* _AIM_: Output nothing but the number of lines that include the word "home".

* _INPUT ROWS_:
▬▬▬▬▬▬
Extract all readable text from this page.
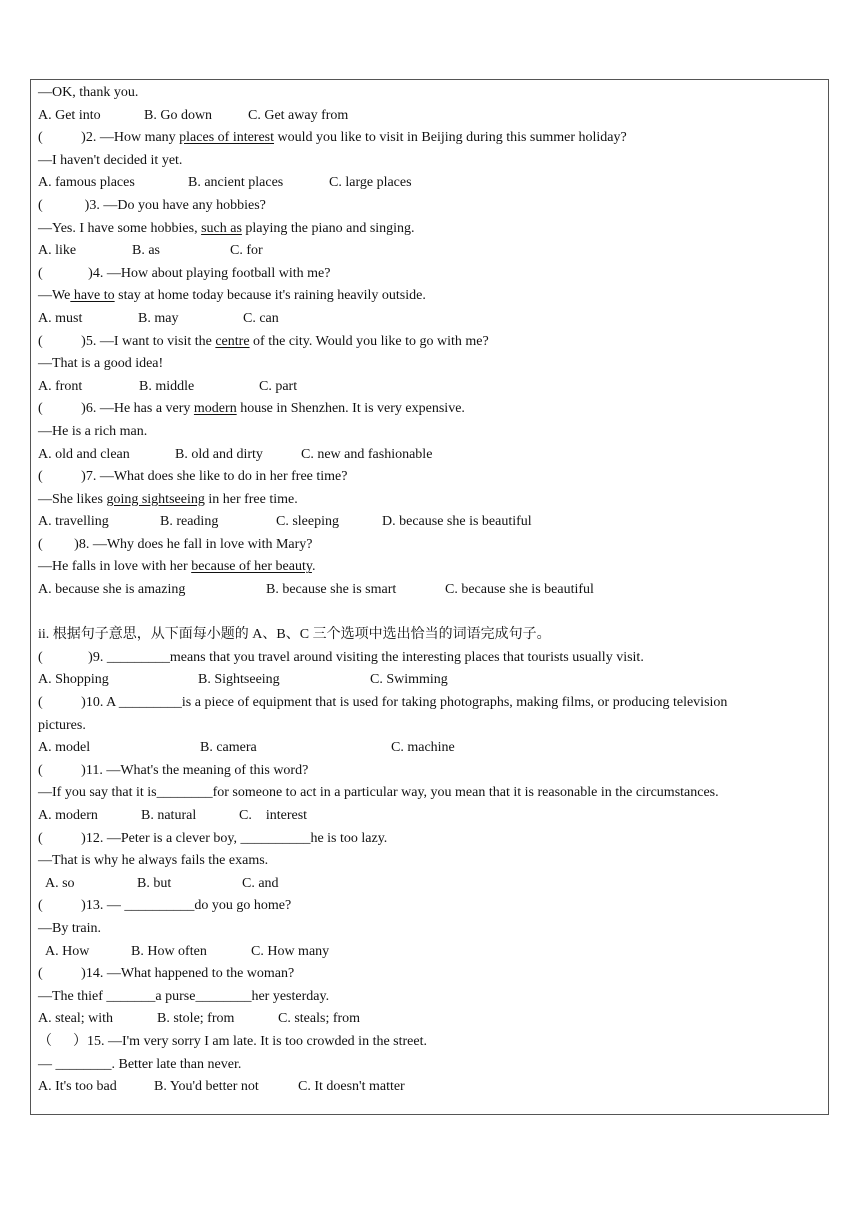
—OK, thank you.
A. Get into	B. Go down	C. Get away from
(	)2. —How many places of interest would you like to visit in Beijing during this summer holiday?
—I haven't decided it yet.
A. famous places	B. ancient places	C. large places
(	)3. —Do you have any hobbies?
—Yes. I have some hobbies, such as playing the piano and singing.
A. like	B. as	C. for
(	)4. —How about playing football with me?
—We have to stay at home today because it's raining heavily outside.
A. must	B. may	C. can
(	)5. —I want to visit the centre of the city. Would you like to go with me?
—That is a good idea!
A. front	B. middle	C. part
(	)6. —He has a very modern house in Shenzhen. It is very expensive.
—He is a rich man.
A. old and clean	B. old and dirty	C. new and fashionable
(	)7. —What does she like to do in her free time?
—She likes going sightseeing in her free time.
A. travelling	B. reading	C. sleeping	D. because she is beautiful
( )8. —Why does he fall in love with Mary?
—He falls in love with her because of her beauty.
A. because she is amazing	B. because she is smart	C. because she is beautiful
ii. 根据句子意思，从下面每小题的 A、B、C 三个选项中选出恰当的词语完成句子。
(	)9. _________means that you travel around visiting the interesting places that tourists usually visit.
A. Shopping	B. Sightseeing	C. Swimming
(	)10. A _________is a piece of equipment that is used for taking photographs, making films, or producing television
pictures.
A. model	B. camera	C. machine
(	)11. —What's the meaning of this word?
—If you say that it is________for someone to act in a particular way, you mean that it is reasonable in the circumstances.
A. modern	B. natural	C.    interest
(	)12. —Peter is a clever boy, __________he is too lazy.
—That is why he always fails the exams.
A. so	B. but	C. and
(	)13. — __________do you go home?
—By train.
A. How	B. How often	C. How many
(	)14. —What happened to the woman?
—The thief _______a purse________her yesterday.
A. steal; with	B. stole; from	C. steals; from
（ ）15. —I'm very sorry I am late. It is too crowded in the street.
— ________. Better late than never.
A. It's too bad	B. You'd better not	C. It doesn't matter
▬▬▬▬▬▬
* _EXERCISE RESPONSE_: 2